• Objective: Copy every line from the data below in which the string "type" can be found.

• Data shown:
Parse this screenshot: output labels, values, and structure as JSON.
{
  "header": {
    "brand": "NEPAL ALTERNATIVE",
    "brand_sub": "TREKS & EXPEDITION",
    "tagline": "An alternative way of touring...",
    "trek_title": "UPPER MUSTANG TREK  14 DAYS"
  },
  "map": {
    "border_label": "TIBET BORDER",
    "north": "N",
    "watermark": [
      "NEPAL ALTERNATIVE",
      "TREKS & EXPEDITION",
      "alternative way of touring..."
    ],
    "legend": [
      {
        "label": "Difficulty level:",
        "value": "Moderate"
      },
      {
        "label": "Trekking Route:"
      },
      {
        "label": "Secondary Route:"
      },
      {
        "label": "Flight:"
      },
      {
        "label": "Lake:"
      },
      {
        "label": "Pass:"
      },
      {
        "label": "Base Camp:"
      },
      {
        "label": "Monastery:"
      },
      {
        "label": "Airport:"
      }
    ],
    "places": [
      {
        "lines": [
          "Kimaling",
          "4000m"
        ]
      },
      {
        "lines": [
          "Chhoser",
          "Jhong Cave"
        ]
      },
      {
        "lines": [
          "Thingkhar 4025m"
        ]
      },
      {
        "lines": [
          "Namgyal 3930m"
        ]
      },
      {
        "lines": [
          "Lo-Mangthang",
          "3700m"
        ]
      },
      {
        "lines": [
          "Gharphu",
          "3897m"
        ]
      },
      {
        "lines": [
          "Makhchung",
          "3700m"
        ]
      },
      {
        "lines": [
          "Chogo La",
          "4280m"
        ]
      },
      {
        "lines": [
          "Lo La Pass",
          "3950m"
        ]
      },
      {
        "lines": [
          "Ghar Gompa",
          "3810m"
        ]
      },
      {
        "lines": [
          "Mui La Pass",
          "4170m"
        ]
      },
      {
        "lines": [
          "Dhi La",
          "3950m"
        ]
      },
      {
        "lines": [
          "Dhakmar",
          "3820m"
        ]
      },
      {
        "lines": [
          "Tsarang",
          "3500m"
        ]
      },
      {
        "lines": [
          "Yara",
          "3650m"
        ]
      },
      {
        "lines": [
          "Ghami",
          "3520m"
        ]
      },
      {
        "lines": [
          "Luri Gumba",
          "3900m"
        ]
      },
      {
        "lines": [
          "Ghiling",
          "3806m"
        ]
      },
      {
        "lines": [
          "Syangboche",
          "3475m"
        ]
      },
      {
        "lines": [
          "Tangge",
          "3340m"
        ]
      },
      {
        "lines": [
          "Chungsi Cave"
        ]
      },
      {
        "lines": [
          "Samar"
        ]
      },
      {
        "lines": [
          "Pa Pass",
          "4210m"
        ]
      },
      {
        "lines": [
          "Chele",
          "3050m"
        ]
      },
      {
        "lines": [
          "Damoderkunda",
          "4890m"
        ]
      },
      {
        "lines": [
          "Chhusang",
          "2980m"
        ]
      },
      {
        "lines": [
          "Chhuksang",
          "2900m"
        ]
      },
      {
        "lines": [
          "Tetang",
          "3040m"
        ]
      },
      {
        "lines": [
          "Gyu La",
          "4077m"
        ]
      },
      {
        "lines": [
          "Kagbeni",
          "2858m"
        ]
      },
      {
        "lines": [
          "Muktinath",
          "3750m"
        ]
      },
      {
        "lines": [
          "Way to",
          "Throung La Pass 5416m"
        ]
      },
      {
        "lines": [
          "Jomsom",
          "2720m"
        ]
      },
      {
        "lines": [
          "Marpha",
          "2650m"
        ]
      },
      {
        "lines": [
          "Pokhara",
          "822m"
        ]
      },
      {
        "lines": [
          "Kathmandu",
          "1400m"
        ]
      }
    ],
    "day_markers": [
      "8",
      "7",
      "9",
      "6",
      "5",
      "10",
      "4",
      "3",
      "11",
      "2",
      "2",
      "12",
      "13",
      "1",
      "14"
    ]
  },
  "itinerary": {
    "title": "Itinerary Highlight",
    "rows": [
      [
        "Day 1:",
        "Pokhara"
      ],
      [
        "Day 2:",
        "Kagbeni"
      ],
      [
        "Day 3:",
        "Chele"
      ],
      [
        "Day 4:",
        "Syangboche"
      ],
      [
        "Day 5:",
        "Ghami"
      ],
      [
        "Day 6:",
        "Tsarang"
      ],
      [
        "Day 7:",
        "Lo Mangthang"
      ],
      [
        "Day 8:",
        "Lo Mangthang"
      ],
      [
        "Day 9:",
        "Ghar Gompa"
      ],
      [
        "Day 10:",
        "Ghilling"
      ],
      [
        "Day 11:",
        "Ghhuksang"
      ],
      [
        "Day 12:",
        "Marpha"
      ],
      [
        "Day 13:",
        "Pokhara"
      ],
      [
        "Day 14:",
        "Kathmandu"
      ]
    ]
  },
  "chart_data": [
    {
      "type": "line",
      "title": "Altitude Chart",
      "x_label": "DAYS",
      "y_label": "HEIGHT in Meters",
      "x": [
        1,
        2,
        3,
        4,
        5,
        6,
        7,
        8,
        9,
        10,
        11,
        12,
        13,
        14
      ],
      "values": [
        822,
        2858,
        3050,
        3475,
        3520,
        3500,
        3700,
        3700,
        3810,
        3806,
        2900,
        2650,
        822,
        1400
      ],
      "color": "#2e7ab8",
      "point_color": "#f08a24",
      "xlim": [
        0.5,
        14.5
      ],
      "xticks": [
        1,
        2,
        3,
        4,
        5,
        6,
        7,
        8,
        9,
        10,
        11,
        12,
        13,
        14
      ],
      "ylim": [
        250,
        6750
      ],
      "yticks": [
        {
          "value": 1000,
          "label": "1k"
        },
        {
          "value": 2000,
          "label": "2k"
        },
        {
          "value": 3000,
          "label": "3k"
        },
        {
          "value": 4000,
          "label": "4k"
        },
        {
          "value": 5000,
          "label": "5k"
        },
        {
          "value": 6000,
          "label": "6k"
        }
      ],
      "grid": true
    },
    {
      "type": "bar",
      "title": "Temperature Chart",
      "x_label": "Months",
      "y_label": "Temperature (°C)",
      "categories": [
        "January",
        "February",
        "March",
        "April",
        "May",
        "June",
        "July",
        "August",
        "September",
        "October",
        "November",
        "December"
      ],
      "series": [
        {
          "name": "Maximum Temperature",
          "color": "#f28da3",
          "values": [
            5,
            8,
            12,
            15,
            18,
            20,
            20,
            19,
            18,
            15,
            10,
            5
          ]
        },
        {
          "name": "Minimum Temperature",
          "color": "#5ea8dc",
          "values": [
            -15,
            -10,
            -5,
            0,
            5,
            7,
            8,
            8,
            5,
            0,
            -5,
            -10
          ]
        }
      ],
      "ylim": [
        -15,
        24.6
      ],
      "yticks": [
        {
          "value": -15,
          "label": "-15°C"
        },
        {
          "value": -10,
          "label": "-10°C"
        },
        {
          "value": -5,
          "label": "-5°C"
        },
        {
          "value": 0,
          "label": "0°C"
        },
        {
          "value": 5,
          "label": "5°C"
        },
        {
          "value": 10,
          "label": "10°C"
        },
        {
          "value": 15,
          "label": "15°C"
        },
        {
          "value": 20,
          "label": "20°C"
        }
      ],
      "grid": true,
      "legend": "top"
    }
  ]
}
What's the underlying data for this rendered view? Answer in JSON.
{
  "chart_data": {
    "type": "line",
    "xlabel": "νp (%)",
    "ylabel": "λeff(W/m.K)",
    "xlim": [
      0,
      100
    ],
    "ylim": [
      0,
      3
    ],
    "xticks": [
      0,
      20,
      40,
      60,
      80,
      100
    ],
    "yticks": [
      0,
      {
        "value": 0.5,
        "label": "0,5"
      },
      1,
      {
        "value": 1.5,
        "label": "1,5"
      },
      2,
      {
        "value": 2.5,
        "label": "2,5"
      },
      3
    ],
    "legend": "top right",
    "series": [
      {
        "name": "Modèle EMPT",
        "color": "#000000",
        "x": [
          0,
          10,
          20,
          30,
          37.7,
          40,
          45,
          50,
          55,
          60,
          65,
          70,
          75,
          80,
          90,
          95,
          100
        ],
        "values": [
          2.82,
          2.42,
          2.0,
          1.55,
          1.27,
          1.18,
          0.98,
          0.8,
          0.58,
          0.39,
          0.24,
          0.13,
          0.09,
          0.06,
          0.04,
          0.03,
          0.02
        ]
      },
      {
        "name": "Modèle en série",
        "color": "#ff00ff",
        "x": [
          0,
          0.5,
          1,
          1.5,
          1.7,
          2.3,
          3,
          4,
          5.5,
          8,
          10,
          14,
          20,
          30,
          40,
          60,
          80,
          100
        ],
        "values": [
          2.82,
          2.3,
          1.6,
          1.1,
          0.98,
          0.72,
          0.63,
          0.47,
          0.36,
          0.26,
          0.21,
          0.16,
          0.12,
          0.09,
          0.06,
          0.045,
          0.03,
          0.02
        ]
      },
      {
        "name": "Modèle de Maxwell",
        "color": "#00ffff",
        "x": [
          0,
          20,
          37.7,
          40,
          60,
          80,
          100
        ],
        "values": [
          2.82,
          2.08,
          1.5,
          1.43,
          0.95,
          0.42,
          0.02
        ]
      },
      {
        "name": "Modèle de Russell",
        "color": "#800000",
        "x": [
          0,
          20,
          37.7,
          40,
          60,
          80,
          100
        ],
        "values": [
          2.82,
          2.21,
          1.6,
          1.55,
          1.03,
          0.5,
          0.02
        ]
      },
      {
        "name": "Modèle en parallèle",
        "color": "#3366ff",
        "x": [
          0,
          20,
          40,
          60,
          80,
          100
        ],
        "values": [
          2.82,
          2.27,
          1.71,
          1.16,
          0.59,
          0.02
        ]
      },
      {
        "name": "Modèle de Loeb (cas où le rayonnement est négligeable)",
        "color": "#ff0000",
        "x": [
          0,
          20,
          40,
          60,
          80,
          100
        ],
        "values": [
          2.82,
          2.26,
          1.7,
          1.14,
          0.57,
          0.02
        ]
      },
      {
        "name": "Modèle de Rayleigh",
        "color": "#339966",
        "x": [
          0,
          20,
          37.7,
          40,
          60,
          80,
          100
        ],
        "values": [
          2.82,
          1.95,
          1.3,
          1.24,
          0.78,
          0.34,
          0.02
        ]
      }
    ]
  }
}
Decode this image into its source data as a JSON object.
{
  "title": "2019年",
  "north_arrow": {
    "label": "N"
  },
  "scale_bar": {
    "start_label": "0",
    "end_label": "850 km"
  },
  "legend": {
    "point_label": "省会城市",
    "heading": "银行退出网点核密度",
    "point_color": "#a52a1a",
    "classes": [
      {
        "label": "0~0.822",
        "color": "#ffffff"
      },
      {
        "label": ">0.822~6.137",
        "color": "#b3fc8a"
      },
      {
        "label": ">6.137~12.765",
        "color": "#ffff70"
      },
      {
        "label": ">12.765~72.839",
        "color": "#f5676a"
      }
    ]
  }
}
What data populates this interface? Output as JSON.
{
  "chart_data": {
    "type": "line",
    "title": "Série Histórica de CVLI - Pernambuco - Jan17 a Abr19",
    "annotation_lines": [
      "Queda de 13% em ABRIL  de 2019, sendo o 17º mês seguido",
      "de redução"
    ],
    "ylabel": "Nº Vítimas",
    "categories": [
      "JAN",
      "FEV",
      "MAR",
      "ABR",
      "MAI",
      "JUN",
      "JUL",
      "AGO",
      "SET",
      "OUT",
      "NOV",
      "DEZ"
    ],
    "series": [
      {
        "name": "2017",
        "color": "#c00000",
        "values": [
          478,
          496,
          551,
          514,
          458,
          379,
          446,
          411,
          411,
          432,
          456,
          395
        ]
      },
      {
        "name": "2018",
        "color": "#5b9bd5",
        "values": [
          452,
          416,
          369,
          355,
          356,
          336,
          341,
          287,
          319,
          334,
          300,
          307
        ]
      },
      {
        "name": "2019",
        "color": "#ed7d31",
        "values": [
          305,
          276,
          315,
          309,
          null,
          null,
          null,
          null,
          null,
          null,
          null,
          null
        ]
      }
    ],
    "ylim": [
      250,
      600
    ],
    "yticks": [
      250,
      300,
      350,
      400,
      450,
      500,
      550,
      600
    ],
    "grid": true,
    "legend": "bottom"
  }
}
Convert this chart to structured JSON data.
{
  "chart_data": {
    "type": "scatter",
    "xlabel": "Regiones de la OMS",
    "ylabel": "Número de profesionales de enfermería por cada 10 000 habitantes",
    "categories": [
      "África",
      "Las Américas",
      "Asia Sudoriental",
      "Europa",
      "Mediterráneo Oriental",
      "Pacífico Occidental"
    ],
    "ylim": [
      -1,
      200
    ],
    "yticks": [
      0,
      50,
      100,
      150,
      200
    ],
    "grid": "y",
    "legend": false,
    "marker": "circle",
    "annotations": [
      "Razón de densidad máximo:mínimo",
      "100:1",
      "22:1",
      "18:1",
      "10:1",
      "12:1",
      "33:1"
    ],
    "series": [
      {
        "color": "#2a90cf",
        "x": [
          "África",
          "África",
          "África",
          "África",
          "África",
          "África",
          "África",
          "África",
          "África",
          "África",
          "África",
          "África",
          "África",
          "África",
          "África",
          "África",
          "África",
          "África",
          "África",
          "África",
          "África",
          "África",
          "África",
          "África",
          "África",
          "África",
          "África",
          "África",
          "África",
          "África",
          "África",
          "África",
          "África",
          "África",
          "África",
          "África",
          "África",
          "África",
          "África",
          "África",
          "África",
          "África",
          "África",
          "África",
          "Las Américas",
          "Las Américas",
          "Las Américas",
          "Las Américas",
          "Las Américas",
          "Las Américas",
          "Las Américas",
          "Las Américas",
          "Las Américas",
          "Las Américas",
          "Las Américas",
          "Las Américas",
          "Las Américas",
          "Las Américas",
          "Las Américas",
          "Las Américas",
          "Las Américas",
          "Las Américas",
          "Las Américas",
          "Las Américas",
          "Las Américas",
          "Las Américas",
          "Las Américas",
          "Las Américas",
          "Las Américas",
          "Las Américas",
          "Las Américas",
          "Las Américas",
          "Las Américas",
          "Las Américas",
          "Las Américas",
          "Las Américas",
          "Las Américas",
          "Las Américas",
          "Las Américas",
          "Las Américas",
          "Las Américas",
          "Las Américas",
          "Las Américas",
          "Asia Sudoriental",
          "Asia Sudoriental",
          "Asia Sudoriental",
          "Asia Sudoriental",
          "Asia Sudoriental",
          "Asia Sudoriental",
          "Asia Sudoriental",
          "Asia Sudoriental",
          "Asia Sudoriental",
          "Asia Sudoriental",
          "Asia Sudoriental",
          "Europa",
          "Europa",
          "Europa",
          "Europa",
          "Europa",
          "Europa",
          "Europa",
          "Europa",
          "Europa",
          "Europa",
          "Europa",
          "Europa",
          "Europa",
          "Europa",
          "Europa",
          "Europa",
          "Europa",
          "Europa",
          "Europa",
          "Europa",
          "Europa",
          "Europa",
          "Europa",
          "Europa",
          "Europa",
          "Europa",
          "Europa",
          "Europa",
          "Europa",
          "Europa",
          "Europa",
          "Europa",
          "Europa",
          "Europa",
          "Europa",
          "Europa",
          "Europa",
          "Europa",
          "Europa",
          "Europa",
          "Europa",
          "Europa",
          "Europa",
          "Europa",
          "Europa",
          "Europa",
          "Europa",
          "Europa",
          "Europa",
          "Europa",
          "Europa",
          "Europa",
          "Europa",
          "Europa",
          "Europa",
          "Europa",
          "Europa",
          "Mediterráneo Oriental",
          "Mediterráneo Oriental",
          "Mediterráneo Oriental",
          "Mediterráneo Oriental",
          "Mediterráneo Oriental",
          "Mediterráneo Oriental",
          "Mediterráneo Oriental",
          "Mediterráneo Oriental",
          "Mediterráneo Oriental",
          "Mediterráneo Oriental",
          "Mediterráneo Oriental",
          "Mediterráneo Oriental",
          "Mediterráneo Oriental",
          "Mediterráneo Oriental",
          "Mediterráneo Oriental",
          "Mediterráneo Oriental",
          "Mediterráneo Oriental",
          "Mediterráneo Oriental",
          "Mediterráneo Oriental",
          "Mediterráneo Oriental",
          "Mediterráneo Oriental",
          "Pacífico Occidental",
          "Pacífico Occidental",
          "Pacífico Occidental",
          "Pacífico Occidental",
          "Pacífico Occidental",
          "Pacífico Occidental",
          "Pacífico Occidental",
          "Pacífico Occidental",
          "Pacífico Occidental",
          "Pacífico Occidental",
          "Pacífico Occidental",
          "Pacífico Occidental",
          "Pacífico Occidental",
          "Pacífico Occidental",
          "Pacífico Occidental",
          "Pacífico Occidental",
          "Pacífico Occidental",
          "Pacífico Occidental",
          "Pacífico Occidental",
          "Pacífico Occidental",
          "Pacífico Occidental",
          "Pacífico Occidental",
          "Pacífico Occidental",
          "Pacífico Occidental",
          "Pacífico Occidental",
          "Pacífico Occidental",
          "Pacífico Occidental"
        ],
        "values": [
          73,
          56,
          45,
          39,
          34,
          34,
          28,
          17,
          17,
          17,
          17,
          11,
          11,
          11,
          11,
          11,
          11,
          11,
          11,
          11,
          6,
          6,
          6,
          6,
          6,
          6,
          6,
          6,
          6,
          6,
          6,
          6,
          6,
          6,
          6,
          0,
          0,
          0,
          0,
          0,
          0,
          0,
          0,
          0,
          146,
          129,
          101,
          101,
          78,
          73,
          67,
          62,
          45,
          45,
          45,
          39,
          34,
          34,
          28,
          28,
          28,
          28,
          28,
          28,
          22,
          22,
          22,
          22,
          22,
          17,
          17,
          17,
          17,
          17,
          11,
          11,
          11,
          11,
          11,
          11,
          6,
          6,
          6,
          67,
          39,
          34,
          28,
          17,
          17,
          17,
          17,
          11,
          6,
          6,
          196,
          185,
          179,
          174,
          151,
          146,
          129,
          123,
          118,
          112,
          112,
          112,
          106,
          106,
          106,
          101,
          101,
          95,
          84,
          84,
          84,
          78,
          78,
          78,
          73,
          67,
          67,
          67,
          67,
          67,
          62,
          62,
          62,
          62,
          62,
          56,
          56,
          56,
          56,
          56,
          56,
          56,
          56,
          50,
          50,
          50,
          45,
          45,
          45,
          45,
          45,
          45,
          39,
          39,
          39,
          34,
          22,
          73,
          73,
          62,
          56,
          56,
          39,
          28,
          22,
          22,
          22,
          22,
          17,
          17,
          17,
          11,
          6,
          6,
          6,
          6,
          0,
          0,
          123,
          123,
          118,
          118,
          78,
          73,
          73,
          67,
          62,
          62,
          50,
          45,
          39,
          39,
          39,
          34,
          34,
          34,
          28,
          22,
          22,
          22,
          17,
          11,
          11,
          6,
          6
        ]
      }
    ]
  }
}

• Solution for this problem:
      "type": "line",
      "type": "bar",
    "type": "line",
    "type": "line",
    "type": "scatter",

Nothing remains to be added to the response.